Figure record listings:
## BEGIN

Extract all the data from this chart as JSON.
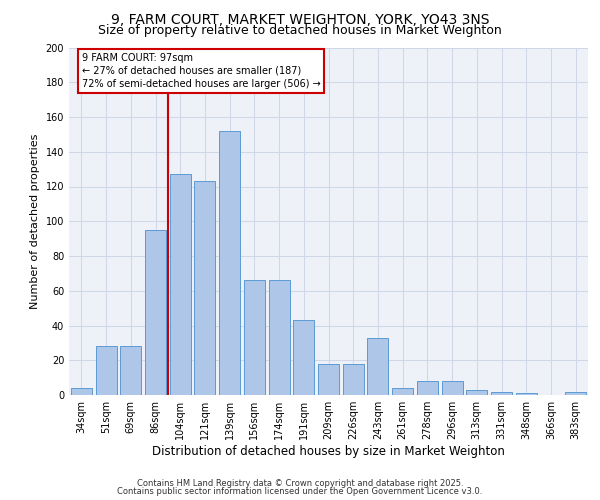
{
  "title1": "9, FARM COURT, MARKET WEIGHTON, YORK, YO43 3NS",
  "title2": "Size of property relative to detached houses in Market Weighton",
  "xlabel": "Distribution of detached houses by size in Market Weighton",
  "ylabel": "Number of detached properties",
  "categories": [
    "34sqm",
    "51sqm",
    "69sqm",
    "86sqm",
    "104sqm",
    "121sqm",
    "139sqm",
    "156sqm",
    "174sqm",
    "191sqm",
    "209sqm",
    "226sqm",
    "243sqm",
    "261sqm",
    "278sqm",
    "296sqm",
    "313sqm",
    "331sqm",
    "348sqm",
    "366sqm",
    "383sqm"
  ],
  "values": [
    4,
    28,
    28,
    95,
    127,
    123,
    152,
    66,
    66,
    43,
    18,
    18,
    33,
    4,
    8,
    8,
    3,
    2,
    1,
    0,
    2
  ],
  "bar_color": "#aec6e8",
  "bar_edge_color": "#5b9bd5",
  "grid_color": "#d0d8e8",
  "background_color": "#eef2f8",
  "red_line_color": "#cc0000",
  "annotation_line1": "9 FARM COURT: 97sqm",
  "annotation_line2": "← 27% of detached houses are smaller (187)",
  "annotation_line3": "72% of semi-detached houses are larger (506) →",
  "annotation_box_color": "#cc0000",
  "ylim": [
    0,
    200
  ],
  "yticks": [
    0,
    20,
    40,
    60,
    80,
    100,
    120,
    140,
    160,
    180,
    200
  ],
  "footer_line1": "Contains HM Land Registry data © Crown copyright and database right 2025.",
  "footer_line2": "Contains public sector information licensed under the Open Government Licence v3.0.",
  "title_fontsize": 10,
  "subtitle_fontsize": 9,
  "tick_fontsize": 7,
  "ylabel_fontsize": 8,
  "xlabel_fontsize": 8.5,
  "annotation_fontsize": 7,
  "footer_fontsize": 6
}
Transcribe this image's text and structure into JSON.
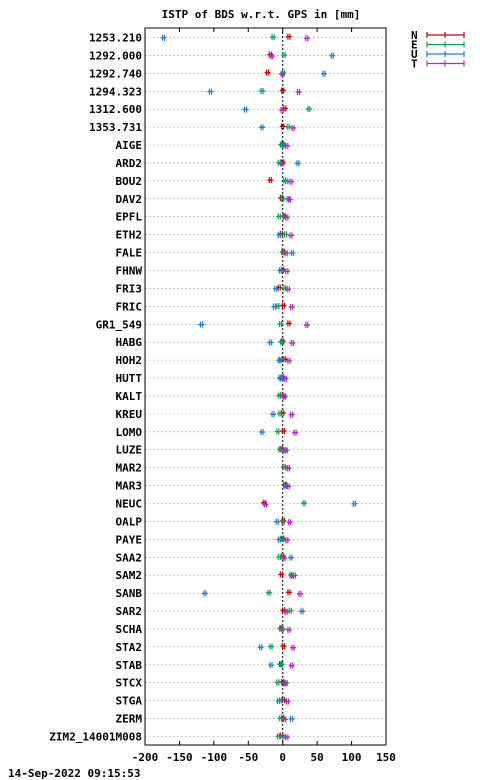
{
  "footer": {
    "timestamp": "14-Sep-2022 09:15:53"
  },
  "chart_data": {
    "type": "scatter",
    "title": "ISTP of BDS w.r.t. GPS in [mm]",
    "xlim": [
      -200,
      150
    ],
    "xticks": [
      -200,
      -150,
      -100,
      -50,
      0,
      50,
      100,
      150
    ],
    "grid": true,
    "legend_position": "top-right, outside plot",
    "categories": [
      "1253.210",
      "1292.000",
      "1292.740",
      "1294.323",
      "1312.600",
      "1353.731",
      "AIGE",
      "ARD2",
      "BOU2",
      "DAV2",
      "EPFL",
      "ETH2",
      "FALE",
      "FHNW",
      "FRI3",
      "FRIC",
      "GR1_549",
      "HABG",
      "HOH2",
      "HUTT",
      "KALT",
      "KREU",
      "LOMO",
      "LUZE",
      "MAR2",
      "MAR3",
      "NEUC",
      "OALP",
      "PAYE",
      "SAA2",
      "SAM2",
      "SANB",
      "SAR2",
      "SCHA",
      "STA2",
      "STAB",
      "STCX",
      "STGA",
      "ZERM",
      "ZIM2_14001M008"
    ],
    "series": [
      {
        "name": "N",
        "color": "#cc0000",
        "values": [
          9,
          -18,
          -22,
          0,
          3,
          0,
          0,
          0,
          -18,
          -2,
          2,
          -2,
          1,
          0,
          -5,
          1,
          9,
          0,
          3,
          0,
          -2,
          0,
          1,
          -2,
          2,
          3,
          -27,
          1,
          0,
          0,
          -2,
          9,
          1,
          -2,
          1,
          -3,
          0,
          1,
          0,
          -2
        ]
      },
      {
        "name": "E",
        "color": "#00a650",
        "values": [
          -14,
          2,
          1,
          -30,
          38,
          8,
          -2,
          -5,
          3,
          0,
          -5,
          4,
          0,
          -3,
          3,
          -7,
          -3,
          -2,
          -3,
          -4,
          -5,
          -4,
          -7,
          -4,
          2,
          5,
          31,
          0,
          -2,
          -5,
          12,
          -20,
          11,
          -3,
          -17,
          -2,
          -7,
          -3,
          -3,
          -6
        ]
      },
      {
        "name": "U",
        "color": "#1e7fd0",
        "values": [
          -173,
          72,
          60,
          -105,
          -54,
          -30,
          2,
          22,
          6,
          8,
          3,
          -5,
          14,
          -3,
          -10,
          -12,
          -118,
          -18,
          -5,
          -2,
          3,
          -14,
          -30,
          3,
          8,
          4,
          104,
          -8,
          -5,
          12,
          17,
          -113,
          28,
          0,
          -32,
          -17,
          5,
          -6,
          13,
          2
        ]
      },
      {
        "name": "T",
        "color": "#bb22cc",
        "values": [
          35,
          -16,
          -1,
          23,
          -1,
          15,
          6,
          -1,
          12,
          10,
          6,
          12,
          5,
          6,
          8,
          13,
          35,
          14,
          9,
          4,
          2,
          13,
          18,
          5,
          8,
          8,
          -25,
          10,
          6,
          2,
          14,
          25,
          5,
          9,
          15,
          13,
          3,
          7,
          3,
          6
        ]
      }
    ]
  }
}
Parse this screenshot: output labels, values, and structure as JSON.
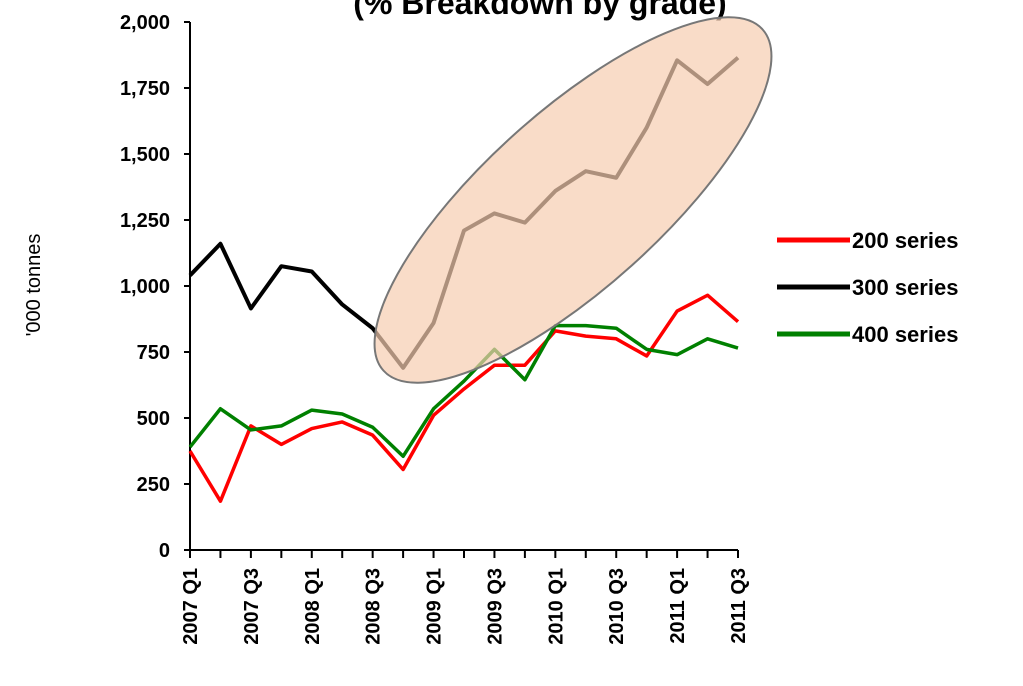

## END

▶ **DIRECTIONS FOR THIS TASK**
From the data above, gather every line that includes the word "structure".

▶ **FULL SOLUTION**
Transcribe this image's text and structure into JSON.
Parse this screenshot: output labels, values, and structure as JSON.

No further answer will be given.